— Begin —
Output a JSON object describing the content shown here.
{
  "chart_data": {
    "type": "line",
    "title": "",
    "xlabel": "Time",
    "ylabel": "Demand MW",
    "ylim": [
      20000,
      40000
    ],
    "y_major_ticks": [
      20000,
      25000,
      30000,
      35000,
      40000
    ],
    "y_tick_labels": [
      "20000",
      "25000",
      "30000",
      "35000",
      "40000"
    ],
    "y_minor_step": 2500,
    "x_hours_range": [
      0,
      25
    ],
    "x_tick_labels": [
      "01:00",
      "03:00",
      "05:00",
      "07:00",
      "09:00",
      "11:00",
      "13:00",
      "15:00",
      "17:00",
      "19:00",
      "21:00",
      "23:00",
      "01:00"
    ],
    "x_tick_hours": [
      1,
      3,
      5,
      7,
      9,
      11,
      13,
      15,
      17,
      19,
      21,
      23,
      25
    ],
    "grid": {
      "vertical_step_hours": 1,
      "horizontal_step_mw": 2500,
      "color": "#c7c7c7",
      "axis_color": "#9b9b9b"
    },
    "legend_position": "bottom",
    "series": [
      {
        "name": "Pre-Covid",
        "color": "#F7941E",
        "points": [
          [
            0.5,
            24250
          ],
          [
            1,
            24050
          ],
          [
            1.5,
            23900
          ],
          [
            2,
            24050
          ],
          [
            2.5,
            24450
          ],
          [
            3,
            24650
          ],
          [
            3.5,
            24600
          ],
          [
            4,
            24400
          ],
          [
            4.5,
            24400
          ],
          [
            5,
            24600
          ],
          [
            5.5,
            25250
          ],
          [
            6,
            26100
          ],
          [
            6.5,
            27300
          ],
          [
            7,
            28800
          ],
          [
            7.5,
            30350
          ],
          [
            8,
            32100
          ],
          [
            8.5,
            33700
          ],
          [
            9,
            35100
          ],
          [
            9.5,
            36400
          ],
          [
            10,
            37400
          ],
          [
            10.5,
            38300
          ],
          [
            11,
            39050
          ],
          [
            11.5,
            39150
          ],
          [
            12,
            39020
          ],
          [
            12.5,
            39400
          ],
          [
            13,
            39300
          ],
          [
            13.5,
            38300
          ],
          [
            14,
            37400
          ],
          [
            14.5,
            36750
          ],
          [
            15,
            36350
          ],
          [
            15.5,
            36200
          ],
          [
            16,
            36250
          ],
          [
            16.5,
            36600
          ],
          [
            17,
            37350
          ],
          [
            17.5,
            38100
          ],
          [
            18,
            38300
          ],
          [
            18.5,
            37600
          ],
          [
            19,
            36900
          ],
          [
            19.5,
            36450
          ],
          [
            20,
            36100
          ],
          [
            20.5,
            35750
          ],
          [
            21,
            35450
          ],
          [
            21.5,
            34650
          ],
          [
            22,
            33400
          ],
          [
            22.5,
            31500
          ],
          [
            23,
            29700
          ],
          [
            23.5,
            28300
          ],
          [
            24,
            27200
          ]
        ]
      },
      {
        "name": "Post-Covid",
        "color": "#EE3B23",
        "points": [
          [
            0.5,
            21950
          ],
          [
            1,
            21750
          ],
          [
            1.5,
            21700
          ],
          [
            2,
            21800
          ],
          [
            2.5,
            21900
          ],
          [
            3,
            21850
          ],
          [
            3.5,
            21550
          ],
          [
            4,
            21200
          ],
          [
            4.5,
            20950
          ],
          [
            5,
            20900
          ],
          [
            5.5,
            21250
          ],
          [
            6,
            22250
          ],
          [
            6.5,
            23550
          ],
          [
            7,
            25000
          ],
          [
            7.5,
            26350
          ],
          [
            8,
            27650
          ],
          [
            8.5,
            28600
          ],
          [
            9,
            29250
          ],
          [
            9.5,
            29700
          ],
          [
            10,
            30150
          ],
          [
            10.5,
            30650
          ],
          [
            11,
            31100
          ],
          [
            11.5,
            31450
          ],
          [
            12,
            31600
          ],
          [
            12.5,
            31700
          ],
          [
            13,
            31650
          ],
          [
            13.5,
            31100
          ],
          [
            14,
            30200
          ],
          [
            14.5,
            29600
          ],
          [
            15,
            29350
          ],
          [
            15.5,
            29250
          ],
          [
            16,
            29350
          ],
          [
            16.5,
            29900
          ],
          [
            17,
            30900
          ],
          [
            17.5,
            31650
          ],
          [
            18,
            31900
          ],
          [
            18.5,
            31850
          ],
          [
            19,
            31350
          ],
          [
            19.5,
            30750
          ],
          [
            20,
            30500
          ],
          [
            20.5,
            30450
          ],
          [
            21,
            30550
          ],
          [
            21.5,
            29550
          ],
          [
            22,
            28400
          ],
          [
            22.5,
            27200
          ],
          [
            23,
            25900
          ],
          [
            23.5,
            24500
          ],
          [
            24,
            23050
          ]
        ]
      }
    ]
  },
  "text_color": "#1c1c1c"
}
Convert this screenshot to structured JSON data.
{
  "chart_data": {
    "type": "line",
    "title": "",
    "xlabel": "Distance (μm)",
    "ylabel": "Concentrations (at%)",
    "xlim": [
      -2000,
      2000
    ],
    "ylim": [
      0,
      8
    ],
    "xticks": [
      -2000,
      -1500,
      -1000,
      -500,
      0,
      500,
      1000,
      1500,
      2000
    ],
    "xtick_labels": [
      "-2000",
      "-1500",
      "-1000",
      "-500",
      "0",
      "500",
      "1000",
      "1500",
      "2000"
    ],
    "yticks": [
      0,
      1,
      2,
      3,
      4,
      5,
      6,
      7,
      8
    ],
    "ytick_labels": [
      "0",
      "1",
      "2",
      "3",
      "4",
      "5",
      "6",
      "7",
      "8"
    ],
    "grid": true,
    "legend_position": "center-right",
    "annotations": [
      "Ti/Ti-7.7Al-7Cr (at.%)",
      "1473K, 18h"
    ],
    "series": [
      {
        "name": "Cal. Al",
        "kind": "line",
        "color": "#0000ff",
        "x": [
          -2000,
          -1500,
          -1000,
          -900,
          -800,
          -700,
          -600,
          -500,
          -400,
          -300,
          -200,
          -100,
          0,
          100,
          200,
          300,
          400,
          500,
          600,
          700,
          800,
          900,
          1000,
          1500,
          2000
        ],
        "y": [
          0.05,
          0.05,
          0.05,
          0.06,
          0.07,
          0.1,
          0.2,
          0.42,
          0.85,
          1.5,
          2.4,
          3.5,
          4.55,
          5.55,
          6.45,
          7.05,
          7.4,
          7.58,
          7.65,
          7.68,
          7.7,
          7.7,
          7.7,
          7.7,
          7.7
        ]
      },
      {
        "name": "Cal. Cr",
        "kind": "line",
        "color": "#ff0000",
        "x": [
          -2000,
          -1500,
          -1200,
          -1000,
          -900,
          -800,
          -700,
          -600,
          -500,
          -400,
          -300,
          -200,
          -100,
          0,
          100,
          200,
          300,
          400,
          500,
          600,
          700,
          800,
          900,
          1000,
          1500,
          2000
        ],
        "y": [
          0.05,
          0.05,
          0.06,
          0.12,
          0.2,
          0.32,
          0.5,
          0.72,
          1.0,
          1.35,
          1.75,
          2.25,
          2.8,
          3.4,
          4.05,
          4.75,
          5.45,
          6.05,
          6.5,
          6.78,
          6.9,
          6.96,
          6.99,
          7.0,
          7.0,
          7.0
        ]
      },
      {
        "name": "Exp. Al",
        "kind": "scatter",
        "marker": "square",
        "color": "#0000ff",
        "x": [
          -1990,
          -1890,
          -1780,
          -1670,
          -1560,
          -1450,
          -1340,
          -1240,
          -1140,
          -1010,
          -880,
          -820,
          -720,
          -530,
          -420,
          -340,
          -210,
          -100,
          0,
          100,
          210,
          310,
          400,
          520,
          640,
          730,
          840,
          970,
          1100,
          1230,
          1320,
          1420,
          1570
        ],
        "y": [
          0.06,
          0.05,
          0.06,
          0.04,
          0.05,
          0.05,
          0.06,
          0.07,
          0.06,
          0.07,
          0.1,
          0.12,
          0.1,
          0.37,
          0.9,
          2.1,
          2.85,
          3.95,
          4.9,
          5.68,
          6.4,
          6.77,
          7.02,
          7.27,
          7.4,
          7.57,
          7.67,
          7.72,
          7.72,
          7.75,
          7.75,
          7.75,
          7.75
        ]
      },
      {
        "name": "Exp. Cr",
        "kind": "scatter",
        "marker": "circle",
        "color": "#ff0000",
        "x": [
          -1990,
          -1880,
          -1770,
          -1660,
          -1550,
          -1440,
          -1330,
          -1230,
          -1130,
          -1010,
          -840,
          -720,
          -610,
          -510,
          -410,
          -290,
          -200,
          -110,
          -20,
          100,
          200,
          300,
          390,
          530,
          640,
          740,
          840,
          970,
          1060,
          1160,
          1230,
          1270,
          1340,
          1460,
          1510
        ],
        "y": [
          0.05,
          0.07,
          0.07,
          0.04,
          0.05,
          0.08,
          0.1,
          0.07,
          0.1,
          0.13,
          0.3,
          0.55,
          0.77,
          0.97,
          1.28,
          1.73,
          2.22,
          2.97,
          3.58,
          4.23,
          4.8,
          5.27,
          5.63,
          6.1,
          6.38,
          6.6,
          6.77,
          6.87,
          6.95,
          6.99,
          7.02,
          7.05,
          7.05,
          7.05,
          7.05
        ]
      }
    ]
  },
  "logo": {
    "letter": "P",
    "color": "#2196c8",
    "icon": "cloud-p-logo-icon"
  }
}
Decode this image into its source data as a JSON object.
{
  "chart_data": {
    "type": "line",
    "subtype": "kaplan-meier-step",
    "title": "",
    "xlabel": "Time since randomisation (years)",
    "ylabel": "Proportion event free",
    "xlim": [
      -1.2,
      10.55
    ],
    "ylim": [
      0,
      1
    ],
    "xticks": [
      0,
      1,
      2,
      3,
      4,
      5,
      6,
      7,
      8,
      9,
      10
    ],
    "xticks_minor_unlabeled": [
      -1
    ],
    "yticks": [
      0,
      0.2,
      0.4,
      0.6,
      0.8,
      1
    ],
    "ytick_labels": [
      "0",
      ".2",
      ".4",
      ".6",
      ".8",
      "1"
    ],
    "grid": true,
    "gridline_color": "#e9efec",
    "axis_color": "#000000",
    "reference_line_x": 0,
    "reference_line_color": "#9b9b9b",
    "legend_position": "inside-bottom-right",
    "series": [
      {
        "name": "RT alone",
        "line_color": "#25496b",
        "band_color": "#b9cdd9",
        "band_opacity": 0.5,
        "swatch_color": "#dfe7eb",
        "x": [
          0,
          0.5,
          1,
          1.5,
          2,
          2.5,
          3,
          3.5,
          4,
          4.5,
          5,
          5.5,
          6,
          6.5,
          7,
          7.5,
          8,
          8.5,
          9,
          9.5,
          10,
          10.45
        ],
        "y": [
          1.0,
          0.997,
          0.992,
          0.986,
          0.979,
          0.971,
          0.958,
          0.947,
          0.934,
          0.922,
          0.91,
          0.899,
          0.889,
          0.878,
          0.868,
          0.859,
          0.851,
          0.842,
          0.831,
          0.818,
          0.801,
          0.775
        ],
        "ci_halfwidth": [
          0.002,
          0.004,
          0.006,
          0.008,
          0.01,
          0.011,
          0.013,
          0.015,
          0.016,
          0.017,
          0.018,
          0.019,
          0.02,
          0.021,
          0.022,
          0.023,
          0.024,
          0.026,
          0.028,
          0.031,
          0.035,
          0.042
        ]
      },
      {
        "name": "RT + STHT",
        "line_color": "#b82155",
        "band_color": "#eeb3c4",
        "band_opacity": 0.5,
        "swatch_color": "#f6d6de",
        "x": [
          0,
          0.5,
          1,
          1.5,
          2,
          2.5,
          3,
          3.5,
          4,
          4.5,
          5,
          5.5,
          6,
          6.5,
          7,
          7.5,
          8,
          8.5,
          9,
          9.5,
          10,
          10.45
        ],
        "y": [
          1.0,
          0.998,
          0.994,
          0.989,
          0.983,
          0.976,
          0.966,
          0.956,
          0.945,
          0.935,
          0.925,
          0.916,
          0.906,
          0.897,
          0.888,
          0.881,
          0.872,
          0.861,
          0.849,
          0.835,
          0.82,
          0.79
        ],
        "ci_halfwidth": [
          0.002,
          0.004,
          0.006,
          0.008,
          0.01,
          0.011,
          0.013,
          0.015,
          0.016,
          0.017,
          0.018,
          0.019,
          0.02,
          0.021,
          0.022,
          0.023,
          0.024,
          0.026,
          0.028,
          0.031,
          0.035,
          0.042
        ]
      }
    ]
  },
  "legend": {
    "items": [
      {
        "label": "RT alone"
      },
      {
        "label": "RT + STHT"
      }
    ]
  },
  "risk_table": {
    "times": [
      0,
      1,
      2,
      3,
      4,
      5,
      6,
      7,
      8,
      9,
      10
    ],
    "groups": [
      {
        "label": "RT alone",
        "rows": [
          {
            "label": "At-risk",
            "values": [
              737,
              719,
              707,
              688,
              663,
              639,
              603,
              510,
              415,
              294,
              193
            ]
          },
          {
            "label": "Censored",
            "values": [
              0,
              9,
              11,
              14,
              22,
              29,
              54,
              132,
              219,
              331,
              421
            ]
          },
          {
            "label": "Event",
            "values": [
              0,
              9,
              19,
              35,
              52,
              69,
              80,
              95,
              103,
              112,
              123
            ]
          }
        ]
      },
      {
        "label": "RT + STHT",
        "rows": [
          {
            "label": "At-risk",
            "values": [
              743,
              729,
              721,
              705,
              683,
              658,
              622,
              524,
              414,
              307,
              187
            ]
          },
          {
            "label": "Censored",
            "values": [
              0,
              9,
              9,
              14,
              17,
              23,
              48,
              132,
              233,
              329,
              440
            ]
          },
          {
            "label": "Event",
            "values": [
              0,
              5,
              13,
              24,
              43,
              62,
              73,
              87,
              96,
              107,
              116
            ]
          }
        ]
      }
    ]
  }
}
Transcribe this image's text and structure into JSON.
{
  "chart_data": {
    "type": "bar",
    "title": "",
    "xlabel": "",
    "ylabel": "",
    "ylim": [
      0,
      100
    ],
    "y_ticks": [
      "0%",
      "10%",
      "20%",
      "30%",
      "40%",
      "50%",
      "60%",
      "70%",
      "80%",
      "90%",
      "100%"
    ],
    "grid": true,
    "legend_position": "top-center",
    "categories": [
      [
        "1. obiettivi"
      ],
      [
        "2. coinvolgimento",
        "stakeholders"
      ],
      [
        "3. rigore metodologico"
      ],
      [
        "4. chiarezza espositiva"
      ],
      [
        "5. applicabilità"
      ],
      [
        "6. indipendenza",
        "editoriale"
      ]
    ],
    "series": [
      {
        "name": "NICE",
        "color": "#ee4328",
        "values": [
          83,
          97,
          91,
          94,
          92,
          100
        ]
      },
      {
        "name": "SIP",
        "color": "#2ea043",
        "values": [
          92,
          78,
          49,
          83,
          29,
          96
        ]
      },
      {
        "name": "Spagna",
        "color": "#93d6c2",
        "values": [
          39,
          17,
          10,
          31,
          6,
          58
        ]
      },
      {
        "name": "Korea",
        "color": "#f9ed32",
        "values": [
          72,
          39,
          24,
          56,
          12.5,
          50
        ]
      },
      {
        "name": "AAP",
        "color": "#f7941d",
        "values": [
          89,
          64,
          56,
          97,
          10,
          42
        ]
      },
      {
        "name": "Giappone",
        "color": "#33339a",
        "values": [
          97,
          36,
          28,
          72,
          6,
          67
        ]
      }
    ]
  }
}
— End —
**Problem details**
Show every line of the listing in which the string "image" can be found.

**Solution to the problem**
Decode this image into its source data as a JSON object.
Transcribe this image's text and structure into JSON.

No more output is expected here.